Where a line holds the string "JSON", return that line.

# start of TASK DATA

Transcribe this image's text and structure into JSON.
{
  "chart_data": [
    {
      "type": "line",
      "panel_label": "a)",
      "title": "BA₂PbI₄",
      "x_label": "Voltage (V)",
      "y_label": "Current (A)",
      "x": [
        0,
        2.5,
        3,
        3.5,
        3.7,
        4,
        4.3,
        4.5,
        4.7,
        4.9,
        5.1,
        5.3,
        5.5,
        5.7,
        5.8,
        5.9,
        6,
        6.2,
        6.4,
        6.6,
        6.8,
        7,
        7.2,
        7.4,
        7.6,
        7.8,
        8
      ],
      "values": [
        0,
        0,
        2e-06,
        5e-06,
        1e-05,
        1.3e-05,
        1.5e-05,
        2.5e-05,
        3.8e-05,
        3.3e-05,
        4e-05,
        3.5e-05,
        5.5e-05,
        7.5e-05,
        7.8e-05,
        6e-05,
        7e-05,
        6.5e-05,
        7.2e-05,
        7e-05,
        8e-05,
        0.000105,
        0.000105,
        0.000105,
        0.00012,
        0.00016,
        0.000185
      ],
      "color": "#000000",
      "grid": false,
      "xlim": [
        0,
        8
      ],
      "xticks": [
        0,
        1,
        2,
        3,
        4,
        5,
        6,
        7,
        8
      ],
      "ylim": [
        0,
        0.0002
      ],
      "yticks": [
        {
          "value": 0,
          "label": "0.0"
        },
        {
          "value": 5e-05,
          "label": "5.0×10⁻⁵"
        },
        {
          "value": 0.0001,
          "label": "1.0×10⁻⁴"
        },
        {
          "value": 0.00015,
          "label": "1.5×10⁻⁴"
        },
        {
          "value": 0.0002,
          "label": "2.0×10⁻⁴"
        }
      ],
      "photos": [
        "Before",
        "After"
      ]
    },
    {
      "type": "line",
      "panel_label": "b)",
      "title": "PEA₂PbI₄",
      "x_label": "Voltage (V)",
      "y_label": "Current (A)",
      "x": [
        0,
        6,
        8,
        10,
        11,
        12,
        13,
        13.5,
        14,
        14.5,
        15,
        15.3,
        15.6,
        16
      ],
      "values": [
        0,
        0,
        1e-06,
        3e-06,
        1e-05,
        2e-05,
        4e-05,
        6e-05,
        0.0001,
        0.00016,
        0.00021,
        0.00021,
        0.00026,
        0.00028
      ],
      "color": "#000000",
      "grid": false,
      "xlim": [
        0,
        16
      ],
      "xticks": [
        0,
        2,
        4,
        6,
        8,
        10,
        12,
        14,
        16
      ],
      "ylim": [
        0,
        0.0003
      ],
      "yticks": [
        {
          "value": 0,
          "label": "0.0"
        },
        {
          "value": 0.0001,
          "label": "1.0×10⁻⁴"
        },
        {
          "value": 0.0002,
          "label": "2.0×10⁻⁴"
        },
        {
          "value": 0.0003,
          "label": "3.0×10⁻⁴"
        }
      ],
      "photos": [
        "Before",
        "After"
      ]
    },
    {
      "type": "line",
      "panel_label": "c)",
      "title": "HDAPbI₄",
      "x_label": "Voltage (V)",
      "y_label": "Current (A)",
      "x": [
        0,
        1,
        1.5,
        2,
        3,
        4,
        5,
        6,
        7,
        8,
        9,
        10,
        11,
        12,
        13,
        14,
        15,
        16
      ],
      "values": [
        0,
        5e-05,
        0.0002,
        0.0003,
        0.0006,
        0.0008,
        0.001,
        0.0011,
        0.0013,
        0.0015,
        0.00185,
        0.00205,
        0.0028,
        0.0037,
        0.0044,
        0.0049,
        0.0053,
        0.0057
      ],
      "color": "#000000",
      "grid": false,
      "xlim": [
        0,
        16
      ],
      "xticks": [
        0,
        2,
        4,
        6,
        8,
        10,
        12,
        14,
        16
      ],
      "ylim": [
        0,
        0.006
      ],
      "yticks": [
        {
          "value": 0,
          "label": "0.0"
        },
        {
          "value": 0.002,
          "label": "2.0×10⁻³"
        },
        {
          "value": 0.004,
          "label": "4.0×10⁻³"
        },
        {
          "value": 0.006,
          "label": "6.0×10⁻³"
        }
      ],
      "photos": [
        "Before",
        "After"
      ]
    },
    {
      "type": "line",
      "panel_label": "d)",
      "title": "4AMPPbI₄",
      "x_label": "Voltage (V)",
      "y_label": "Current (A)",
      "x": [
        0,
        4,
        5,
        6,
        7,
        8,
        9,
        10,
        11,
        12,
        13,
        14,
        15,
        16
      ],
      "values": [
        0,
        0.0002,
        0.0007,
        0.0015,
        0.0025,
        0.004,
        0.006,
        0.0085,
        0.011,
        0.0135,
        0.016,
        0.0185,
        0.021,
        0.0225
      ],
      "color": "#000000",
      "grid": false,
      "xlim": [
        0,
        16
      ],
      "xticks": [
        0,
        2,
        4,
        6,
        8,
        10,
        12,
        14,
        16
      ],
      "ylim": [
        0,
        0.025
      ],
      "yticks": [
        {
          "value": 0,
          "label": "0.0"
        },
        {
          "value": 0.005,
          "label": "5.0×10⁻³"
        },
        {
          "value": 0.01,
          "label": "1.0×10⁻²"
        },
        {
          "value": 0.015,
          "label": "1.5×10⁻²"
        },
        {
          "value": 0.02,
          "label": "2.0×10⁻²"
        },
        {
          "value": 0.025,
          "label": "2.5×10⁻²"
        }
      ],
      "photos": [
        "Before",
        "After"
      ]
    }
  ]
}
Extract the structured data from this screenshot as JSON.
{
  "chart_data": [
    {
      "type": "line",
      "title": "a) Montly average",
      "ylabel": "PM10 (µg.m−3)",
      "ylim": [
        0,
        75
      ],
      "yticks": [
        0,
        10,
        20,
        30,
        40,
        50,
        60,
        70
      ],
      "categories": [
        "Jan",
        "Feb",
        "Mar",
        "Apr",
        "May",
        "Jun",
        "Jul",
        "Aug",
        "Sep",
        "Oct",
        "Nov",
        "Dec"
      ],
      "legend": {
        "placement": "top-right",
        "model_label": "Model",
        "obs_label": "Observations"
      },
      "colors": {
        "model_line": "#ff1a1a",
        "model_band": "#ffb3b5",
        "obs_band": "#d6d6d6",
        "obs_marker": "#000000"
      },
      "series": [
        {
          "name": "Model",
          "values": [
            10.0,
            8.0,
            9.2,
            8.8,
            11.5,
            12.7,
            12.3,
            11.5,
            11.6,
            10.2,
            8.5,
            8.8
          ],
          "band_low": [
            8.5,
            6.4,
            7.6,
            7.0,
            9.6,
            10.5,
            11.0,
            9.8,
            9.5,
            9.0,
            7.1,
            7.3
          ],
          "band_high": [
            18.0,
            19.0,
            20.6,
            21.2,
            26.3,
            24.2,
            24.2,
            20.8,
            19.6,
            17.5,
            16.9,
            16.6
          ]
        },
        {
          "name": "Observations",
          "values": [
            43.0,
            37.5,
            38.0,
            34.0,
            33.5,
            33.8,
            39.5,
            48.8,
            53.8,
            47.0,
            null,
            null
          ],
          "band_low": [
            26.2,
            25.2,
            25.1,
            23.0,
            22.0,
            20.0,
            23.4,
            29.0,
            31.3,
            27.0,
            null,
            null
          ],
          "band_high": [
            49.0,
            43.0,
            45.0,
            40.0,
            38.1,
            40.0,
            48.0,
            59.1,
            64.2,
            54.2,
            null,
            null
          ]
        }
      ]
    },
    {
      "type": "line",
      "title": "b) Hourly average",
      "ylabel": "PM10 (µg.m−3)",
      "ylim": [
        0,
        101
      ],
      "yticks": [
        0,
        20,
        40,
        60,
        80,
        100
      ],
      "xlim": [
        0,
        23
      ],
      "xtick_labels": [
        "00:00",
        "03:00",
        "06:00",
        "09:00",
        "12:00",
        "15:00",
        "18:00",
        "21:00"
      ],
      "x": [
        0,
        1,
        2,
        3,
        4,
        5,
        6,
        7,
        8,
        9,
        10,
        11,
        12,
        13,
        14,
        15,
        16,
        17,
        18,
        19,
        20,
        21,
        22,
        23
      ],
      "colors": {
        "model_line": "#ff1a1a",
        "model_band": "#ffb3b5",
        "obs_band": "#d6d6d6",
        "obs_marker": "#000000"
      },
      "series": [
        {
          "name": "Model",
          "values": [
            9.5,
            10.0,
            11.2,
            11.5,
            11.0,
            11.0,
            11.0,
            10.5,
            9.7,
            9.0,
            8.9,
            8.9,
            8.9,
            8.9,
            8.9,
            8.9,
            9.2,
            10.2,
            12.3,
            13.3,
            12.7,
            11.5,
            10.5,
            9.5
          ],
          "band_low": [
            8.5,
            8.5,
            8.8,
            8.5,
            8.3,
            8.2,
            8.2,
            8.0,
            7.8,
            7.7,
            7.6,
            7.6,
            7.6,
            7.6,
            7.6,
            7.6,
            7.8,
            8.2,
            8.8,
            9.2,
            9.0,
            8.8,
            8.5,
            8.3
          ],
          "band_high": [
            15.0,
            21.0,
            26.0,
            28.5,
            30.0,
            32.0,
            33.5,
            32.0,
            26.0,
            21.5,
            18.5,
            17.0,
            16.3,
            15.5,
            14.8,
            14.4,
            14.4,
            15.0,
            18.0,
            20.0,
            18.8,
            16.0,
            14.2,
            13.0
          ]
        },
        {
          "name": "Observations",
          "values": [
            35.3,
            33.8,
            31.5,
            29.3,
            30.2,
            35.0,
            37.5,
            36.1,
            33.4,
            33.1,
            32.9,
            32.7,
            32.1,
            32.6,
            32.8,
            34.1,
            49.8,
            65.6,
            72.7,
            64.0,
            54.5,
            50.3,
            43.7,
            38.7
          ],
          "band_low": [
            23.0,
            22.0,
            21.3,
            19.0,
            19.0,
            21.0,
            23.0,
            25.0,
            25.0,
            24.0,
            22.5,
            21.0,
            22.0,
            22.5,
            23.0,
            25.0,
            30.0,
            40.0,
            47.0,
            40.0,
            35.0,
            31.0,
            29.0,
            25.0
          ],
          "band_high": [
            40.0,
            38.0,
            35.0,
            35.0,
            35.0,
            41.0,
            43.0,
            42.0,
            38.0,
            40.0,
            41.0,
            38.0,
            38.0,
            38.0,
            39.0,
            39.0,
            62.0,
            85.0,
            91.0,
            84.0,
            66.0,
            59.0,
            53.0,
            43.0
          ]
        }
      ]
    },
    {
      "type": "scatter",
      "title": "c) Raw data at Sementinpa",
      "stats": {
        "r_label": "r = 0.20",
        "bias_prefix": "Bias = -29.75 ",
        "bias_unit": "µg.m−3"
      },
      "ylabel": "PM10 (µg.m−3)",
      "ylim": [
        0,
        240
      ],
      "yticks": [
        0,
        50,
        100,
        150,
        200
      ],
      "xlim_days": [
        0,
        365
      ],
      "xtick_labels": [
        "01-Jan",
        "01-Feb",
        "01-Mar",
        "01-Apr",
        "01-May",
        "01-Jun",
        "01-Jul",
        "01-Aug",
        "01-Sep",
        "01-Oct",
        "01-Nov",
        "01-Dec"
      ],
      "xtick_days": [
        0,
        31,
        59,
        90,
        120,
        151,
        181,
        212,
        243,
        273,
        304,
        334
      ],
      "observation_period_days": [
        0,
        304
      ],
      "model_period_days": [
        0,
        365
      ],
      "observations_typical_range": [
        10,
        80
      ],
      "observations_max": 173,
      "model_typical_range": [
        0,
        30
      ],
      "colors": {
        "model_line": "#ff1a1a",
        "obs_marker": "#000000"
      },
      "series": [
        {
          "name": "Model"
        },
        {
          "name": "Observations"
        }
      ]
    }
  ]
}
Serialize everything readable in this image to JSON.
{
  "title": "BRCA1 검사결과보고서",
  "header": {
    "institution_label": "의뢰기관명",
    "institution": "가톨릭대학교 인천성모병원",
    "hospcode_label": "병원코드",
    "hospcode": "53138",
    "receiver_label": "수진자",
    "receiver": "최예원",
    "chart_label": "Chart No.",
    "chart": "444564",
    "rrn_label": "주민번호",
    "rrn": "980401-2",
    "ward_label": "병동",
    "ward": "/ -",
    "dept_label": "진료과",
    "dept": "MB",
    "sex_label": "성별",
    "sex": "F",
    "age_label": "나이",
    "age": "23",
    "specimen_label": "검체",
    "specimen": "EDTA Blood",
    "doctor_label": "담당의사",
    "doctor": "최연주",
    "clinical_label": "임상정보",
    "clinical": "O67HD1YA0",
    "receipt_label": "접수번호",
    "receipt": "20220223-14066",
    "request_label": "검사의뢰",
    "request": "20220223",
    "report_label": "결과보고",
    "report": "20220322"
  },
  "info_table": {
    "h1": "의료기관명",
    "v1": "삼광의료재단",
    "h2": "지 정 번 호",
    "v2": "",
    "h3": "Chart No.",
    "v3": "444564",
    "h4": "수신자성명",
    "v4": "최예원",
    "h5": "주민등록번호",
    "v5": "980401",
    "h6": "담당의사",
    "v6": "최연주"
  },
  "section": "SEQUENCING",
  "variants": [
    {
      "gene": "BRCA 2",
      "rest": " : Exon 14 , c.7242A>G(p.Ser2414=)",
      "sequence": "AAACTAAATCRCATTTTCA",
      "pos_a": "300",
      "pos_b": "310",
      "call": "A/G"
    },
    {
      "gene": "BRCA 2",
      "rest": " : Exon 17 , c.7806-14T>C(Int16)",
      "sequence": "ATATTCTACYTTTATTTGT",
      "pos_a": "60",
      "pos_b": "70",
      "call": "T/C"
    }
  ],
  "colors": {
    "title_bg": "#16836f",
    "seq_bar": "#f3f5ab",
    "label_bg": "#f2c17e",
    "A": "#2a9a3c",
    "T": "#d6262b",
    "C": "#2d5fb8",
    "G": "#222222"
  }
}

# end of TASK DATA

- [THE RESPONSE]:
Transcribe this image's text and structure into JSON.
Extract the structured data from this screenshot as JSON.
Serialize everything readable in this image to JSON.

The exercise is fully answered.